Repeat the material exactly, every line of it.

Figure content listings
********

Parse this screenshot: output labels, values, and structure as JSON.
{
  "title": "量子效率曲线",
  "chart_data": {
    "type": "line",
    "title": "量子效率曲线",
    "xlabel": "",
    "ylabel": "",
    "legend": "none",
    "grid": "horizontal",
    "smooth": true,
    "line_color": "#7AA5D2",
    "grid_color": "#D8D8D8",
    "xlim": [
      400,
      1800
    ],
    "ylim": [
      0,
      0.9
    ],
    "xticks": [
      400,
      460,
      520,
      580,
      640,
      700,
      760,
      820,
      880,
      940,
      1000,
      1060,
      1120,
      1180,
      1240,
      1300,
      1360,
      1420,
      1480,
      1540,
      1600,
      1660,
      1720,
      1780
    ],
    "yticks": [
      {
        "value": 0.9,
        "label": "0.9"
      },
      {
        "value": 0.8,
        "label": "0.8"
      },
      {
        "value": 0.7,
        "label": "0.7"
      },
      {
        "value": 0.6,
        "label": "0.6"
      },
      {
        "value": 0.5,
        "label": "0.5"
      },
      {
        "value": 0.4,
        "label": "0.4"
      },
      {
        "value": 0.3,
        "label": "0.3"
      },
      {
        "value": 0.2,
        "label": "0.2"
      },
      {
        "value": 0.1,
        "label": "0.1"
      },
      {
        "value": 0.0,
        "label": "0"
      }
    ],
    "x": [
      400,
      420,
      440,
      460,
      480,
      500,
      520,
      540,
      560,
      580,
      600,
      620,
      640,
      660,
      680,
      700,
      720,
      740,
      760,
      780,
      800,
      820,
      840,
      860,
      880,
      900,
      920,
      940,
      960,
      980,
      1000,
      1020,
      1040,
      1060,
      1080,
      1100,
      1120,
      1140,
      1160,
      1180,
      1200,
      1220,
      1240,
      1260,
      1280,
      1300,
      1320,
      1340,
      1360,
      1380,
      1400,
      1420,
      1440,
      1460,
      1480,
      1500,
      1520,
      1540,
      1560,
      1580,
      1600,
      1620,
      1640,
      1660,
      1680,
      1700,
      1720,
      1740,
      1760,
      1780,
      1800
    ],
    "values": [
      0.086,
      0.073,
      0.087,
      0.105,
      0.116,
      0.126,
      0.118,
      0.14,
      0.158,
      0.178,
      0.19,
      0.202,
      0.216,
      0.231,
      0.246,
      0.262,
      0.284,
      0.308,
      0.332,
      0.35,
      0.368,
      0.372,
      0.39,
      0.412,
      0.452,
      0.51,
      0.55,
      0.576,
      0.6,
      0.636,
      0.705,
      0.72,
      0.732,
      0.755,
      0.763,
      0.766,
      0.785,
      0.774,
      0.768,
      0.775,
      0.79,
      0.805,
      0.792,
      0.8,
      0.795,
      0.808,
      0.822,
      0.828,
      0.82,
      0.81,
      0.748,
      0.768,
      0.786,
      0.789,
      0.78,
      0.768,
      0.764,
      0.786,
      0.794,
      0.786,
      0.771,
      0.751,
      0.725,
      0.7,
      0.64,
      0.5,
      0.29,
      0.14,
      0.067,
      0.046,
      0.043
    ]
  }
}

********

Written reply >>
Parse this screenshot: output labels, values, and structure as JSON.
{
  "title": "量子效率曲线",
  "chart_data": {
    "type": "line",
    "title": "量子效率曲线",
    "xlabel": "",
    "ylabel": "",
    "legend": "none",
    "grid": "horizontal",
    "smooth": true,
    "line_color": "#7AA5D2",
    "grid_color": "#D8D8D8",
    "xlim": [
      400,
      1800
    ],
    "ylim": [
      0,
      0.9
    ],
    "xticks": [
      400,
      460,
      520,
      580,
      640,
      700,
      760,
      820,
      880,
      940,
      1000,
      1060,
      1120,
      1180,
      1240,
      1300,
      1360,
      1420,
      1480,
      1540,
      1600,
      1660,
      1720,
      1780
    ],
    "yticks": [
      {
        "value": 0.9,
        "label": "0.9"
      },
      {
        "value": 0.8,
        "label": "0.8"
      },
      {
        "value": 0.7,
        "label": "0.7"
      },
      {
        "value": 0.6,
        "label": "0.6"
      },
      {
        "value": 0.5,
        "label": "0.5"
      },
      {
        "value": 0.4,
        "label": "0.4"
      },
      {
        "value": 0.3,
        "label": "0.3"
      },
      {
        "value": 0.2,
        "label": "0.2"
      },
      {
        "value": 0.1,
        "label": "0.1"
      },
      {
        "value": 0.0,
        "label": "0"
      }
    ],
    "x": [
      400,
      420,
      440,
      460,
      480,
      500,
      520,
      540,
      560,
      580,
      600,
      620,
      640,
      660,
      680,
      700,
      720,
      740,
      760,
      780,
      800,
      820,
      840,
      860,
      880,
      900,
      920,
      940,
      960,
      980,
      1000,
      1020,
      1040,
      1060,
      1080,
      1100,
      1120,
      1140,
      1160,
      1180,
      1200,
      1220,
      1240,
      1260,
      1280,
      1300,
      1320,
      1340,
      1360,
      1380,
      1400,
      1420,
      1440,
      1460,
      1480,
      1500,
      1520,
      1540,
      1560,
      1580,
      1600,
      1620,
      1640,
      1660,
      1680,
      1700,
      1720,
      1740,
      1760,
      1780,
      1800
    ],
    "values": [
      0.086,
      0.073,
      0.087,
      0.105,
      0.116,
      0.126,
      0.118,
      0.14,
      0.158,
      0.178,
      0.19,
      0.202,
      0.216,
      0.231,
      0.246,
      0.262,
      0.284,
      0.308,
      0.332,
      0.35,
      0.368,
      0.372,
      0.39,
      0.412,
      0.452,
      0.51,
      0.55,
      0.576,
      0.6,
      0.636,
      0.705,
      0.72,
      0.732,
      0.755,
      0.763,
      0.766,
      0.785,
      0.774,
      0.768,
      0.775,
      0.79,
      0.805,
      0.792,
      0.8,
      0.795,
      0.808,
      0.822,
      0.828,
      0.82,
      0.81,
      0.748,
      0.768,
      0.786,
      0.789,
      0.78,
      0.768,
      0.764,
      0.786,
      0.794,
      0.786,
      0.771,
      0.751,
      0.725,
      0.7,
      0.64,
      0.5,
      0.29,
      0.14,
      0.067,
      0.046,
      0.043
    ]
  }
}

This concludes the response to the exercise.